**Your task**
Filter the data for lines with the word "tratta", then copy every line so identified.

**Provided records**
╔══

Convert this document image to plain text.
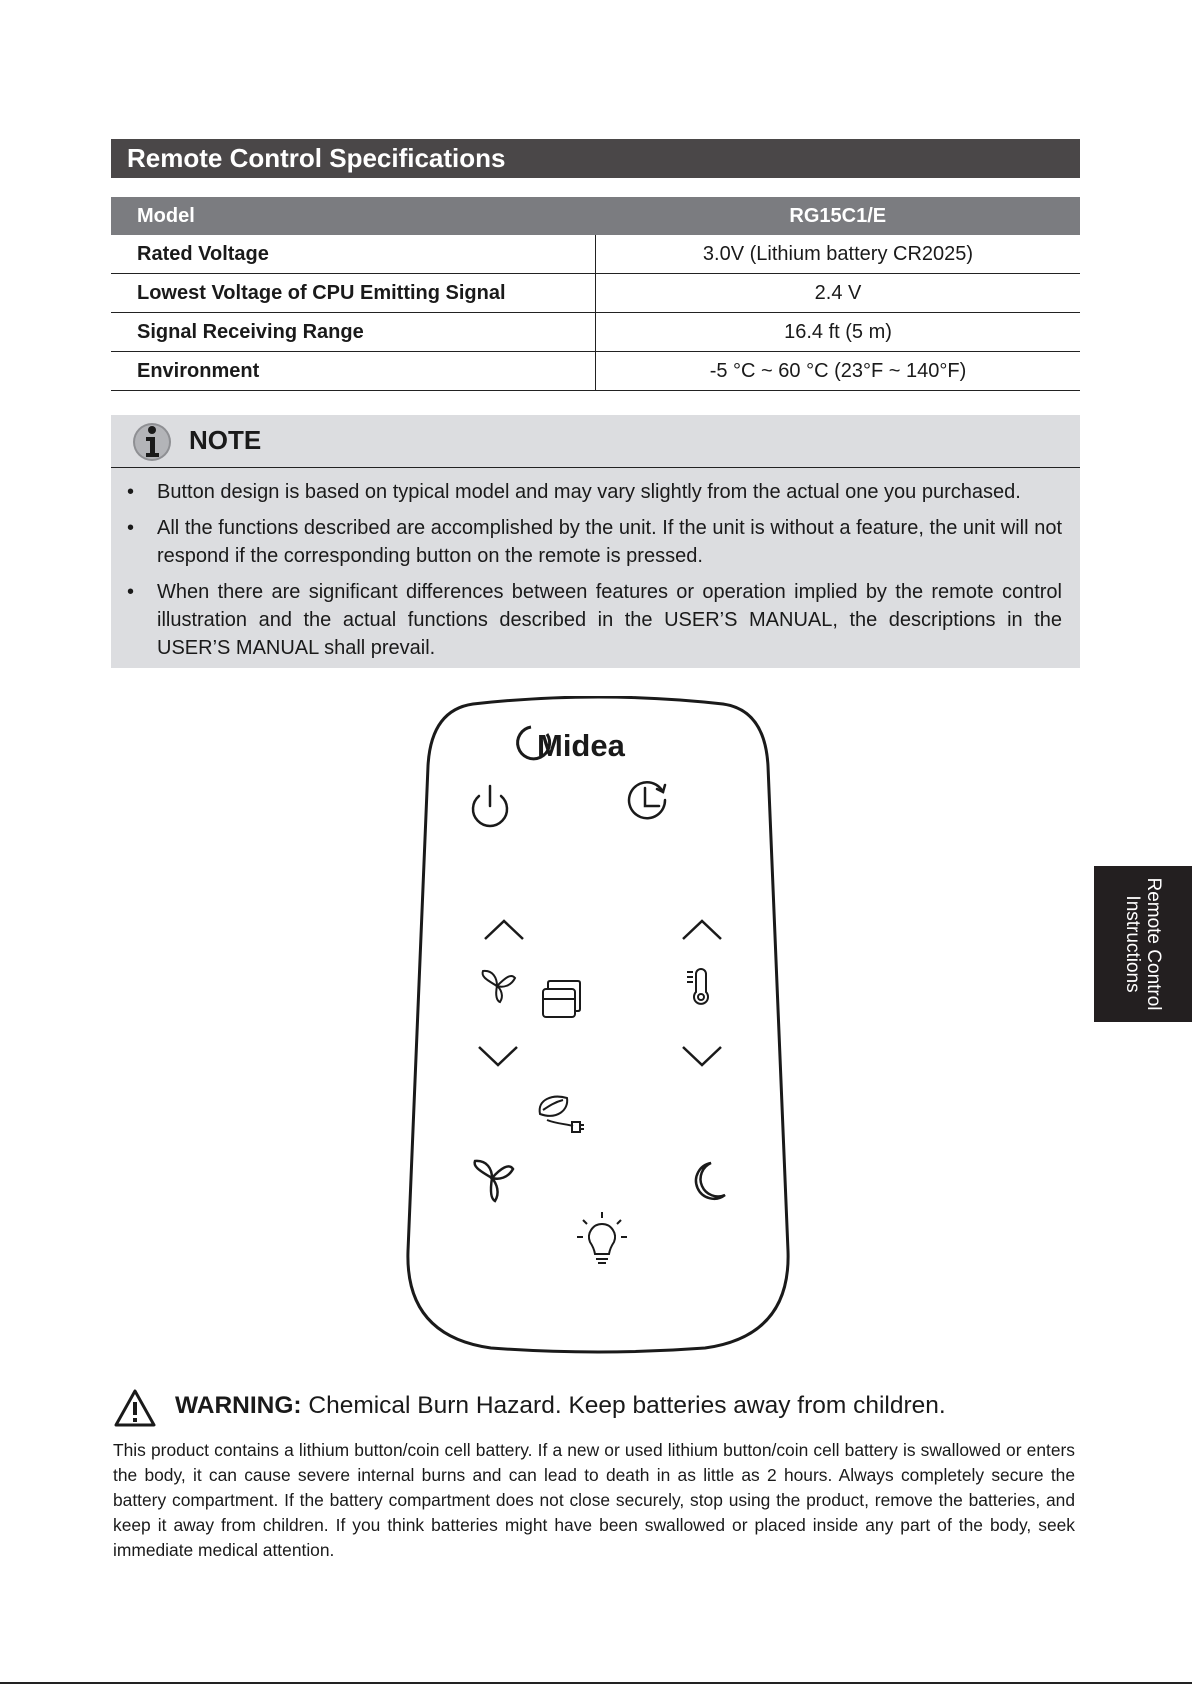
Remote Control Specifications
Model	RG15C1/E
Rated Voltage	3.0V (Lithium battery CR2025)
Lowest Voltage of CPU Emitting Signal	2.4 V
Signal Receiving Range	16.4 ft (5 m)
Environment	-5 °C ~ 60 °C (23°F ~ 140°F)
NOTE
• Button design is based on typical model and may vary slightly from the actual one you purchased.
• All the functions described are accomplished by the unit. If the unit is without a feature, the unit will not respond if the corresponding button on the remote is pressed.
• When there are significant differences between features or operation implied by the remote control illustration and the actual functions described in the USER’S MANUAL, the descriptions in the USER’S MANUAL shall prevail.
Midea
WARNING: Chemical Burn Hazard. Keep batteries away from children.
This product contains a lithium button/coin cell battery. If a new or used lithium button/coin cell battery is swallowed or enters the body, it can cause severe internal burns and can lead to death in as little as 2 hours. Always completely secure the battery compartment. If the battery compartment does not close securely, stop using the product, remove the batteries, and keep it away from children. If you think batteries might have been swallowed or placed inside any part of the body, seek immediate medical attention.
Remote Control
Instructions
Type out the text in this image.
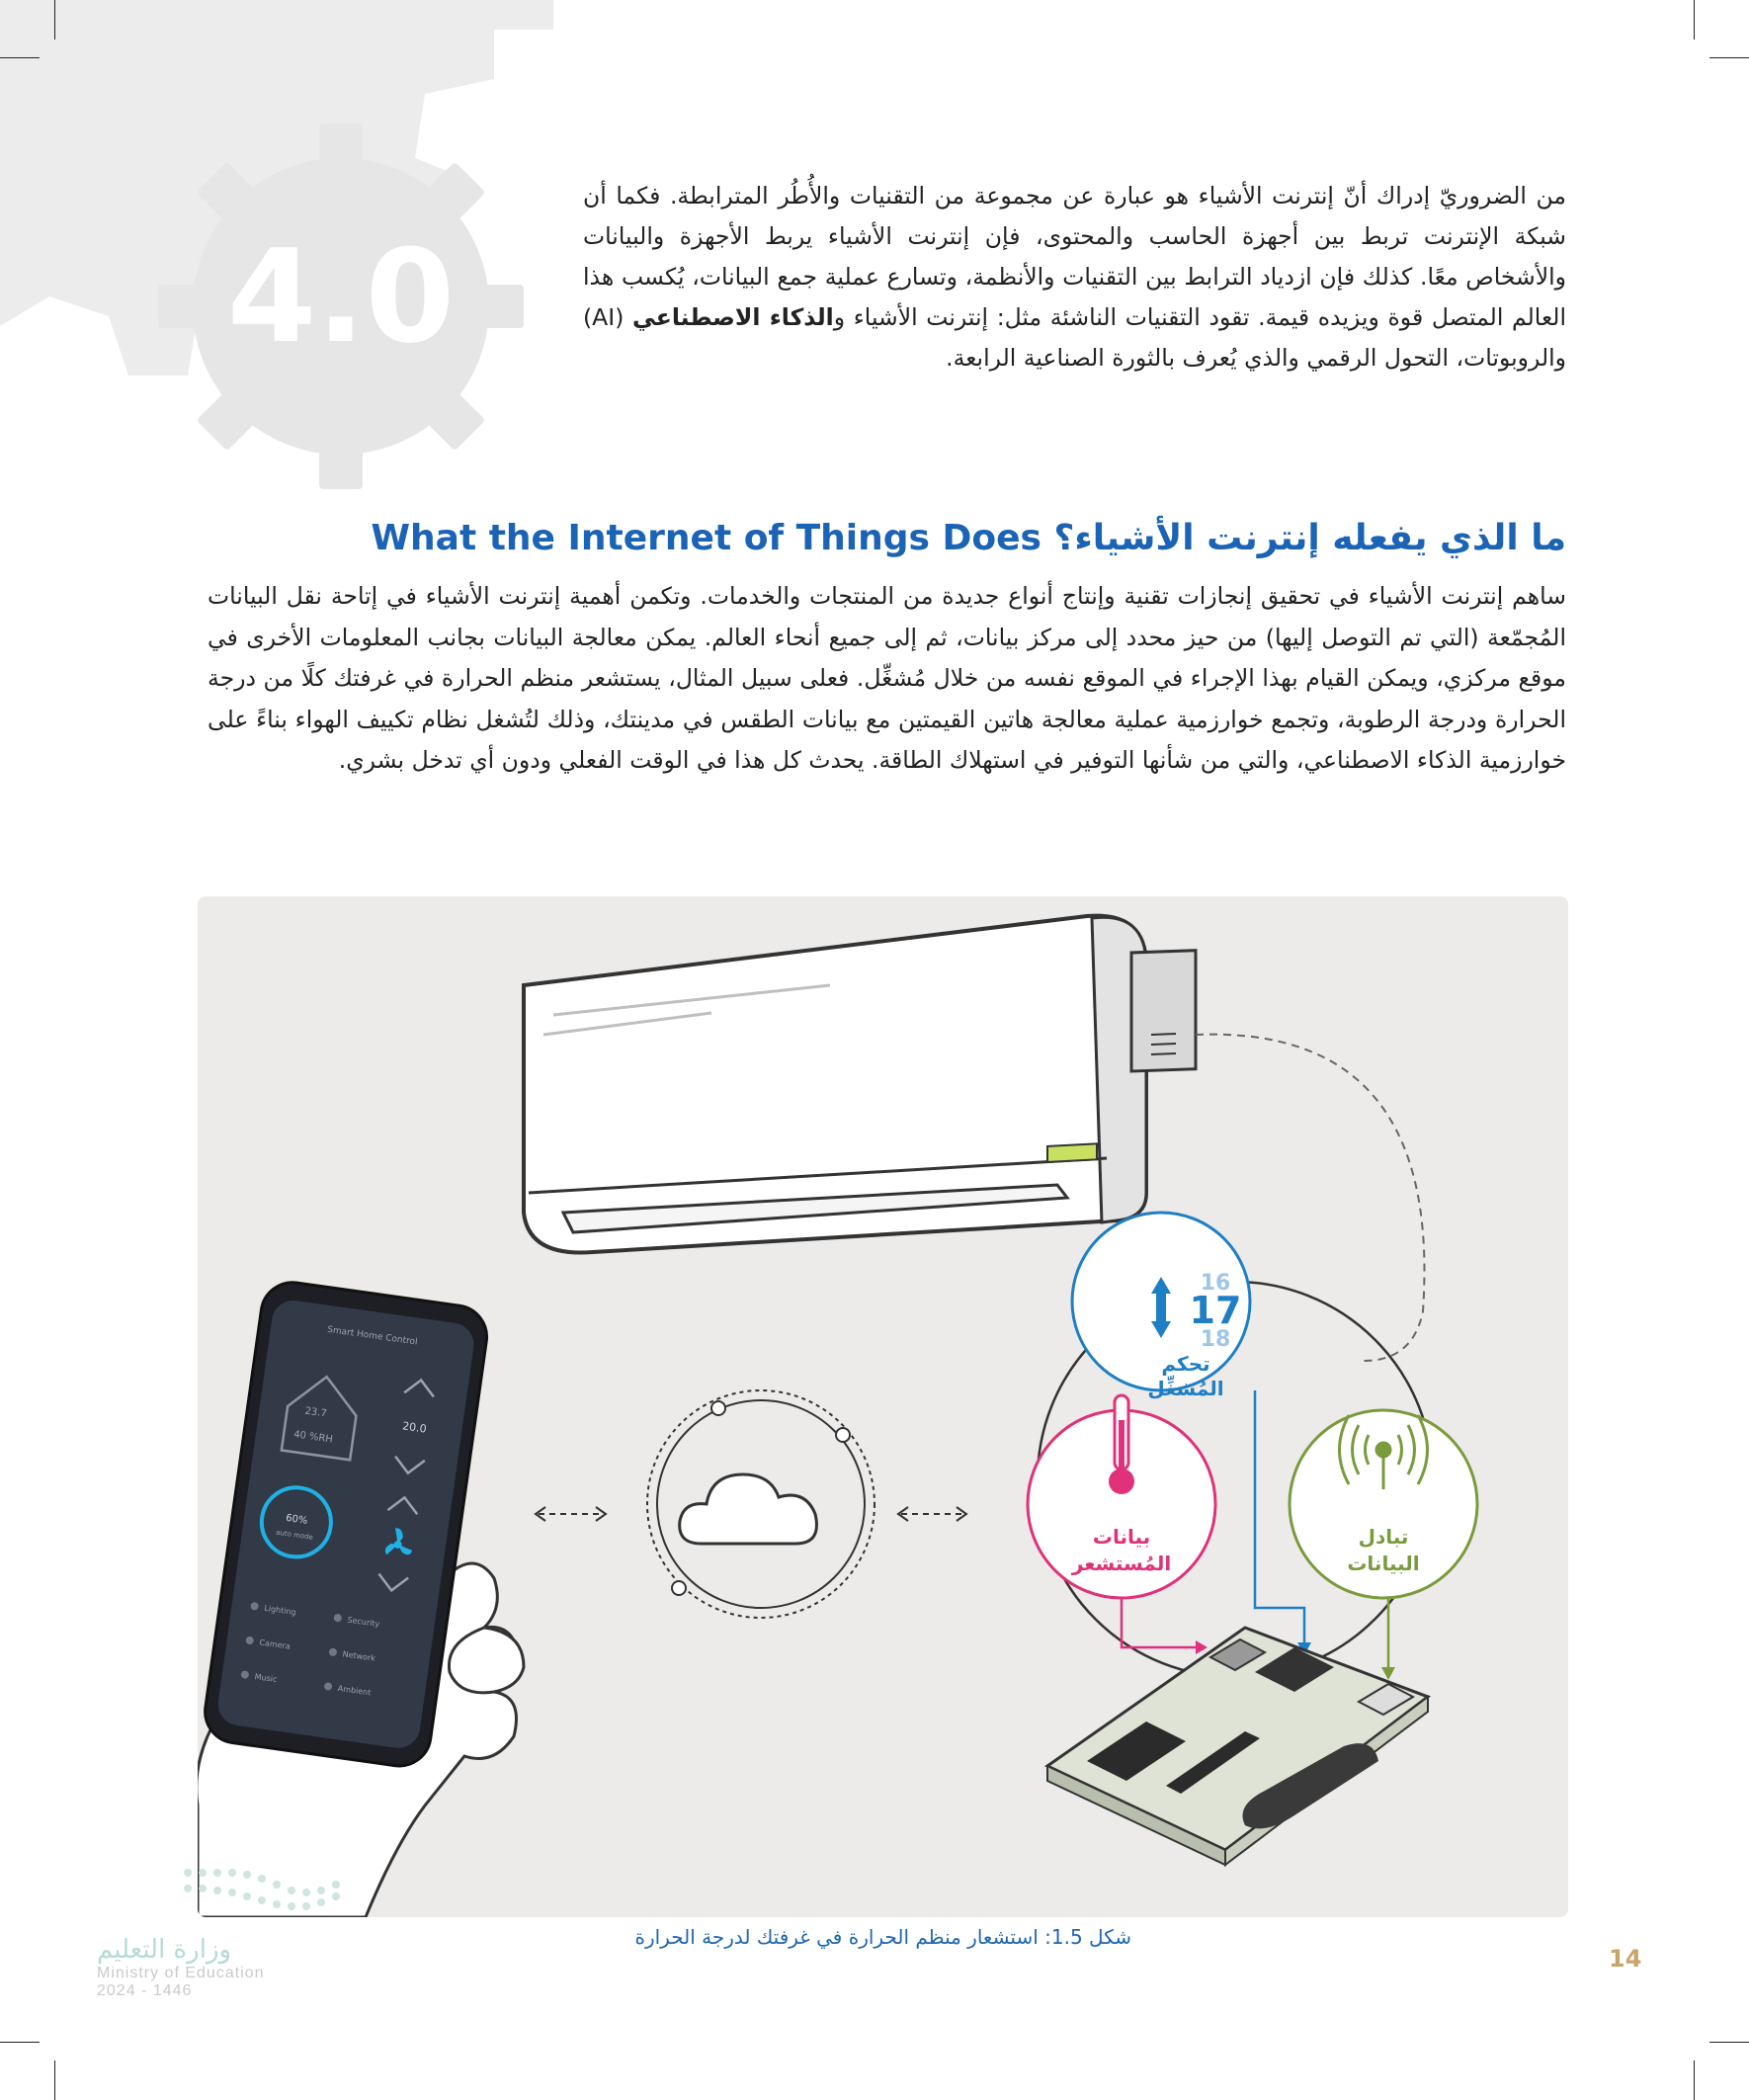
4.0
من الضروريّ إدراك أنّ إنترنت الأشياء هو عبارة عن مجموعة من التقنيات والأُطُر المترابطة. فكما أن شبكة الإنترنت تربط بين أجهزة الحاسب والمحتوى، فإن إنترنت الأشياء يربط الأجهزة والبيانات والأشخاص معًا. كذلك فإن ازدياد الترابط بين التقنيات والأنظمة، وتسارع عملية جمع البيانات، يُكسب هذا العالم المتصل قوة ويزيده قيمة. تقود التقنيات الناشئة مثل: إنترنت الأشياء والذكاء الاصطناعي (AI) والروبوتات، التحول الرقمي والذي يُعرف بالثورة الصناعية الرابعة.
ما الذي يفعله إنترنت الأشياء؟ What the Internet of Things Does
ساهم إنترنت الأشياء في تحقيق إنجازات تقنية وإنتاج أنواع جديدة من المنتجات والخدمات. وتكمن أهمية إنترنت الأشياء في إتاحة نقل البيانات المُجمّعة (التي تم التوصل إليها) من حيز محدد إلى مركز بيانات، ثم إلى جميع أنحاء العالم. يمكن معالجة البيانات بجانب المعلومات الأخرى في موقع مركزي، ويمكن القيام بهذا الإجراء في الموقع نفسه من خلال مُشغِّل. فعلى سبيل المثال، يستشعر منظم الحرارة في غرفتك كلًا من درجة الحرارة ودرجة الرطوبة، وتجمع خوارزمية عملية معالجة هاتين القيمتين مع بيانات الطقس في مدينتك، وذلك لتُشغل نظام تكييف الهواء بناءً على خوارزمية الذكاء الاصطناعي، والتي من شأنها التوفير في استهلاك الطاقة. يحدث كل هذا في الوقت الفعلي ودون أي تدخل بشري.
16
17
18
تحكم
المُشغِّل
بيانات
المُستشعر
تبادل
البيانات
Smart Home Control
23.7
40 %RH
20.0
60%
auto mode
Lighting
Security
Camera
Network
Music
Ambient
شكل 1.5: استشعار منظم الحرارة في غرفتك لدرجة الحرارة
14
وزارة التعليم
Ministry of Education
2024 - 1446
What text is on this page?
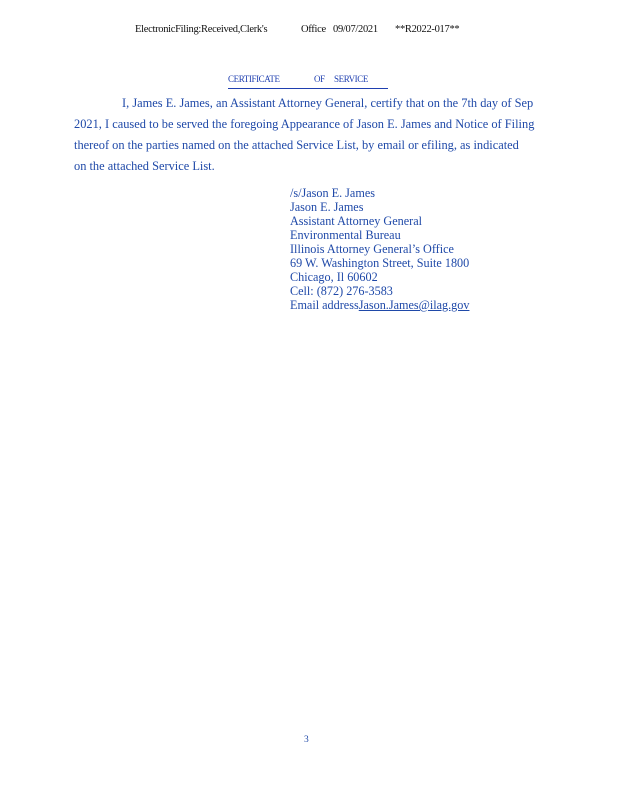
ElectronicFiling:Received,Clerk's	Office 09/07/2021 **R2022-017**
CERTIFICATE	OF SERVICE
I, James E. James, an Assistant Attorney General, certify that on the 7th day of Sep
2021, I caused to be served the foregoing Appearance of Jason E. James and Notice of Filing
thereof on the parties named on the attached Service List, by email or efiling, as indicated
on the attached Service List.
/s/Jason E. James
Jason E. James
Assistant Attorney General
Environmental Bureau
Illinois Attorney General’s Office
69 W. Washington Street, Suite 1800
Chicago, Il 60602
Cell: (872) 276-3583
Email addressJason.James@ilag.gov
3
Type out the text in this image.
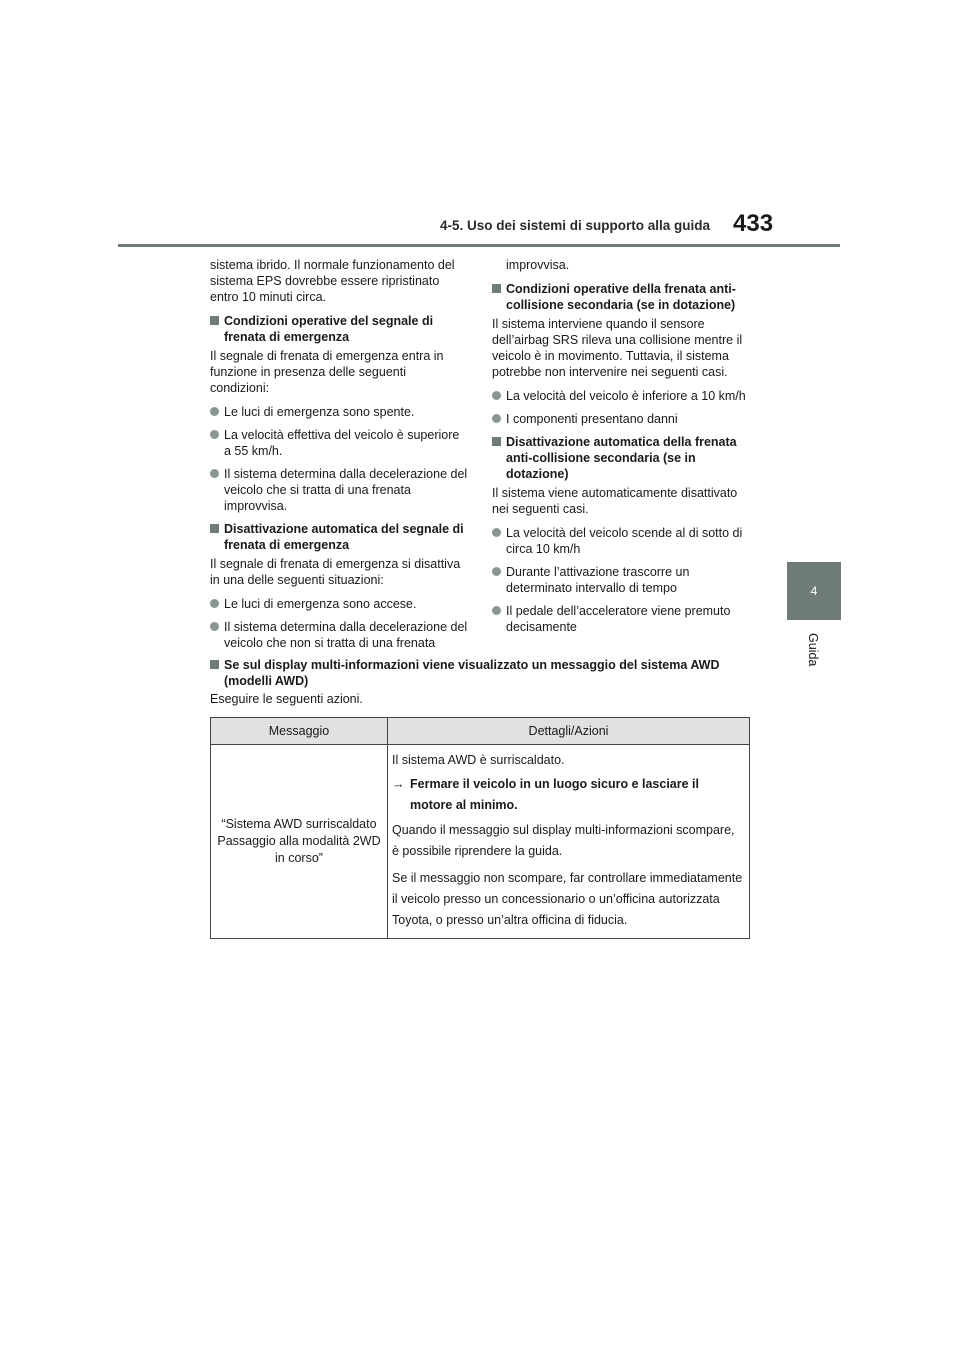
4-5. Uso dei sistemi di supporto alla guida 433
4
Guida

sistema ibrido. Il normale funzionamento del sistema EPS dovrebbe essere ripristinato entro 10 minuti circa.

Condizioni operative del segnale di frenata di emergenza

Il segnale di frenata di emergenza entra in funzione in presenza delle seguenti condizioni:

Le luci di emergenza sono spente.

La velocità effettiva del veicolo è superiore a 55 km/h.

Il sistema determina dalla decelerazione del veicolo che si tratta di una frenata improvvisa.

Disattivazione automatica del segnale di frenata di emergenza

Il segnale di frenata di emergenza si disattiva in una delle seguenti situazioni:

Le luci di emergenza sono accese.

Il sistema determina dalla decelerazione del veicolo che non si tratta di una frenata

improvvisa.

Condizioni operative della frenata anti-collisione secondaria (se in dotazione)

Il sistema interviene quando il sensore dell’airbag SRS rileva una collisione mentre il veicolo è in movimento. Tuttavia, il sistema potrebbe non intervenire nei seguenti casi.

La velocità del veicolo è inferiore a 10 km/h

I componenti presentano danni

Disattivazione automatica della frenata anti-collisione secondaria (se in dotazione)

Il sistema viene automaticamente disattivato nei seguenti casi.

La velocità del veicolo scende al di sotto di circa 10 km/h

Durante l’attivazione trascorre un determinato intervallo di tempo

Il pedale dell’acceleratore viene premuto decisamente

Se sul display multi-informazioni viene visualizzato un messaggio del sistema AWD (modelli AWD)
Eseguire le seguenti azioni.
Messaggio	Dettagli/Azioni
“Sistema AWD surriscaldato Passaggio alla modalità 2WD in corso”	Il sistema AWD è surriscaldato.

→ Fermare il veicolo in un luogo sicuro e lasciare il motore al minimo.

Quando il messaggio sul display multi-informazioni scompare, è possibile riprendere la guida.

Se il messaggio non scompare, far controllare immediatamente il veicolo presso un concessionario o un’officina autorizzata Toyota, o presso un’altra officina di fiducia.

╚══

**Finished task**
Il sistema determina dalla decelerazione del veicolo che si tratta di una frenata improvvisa.
Il sistema determina dalla decelerazione del veicolo che non si tratta di una frenata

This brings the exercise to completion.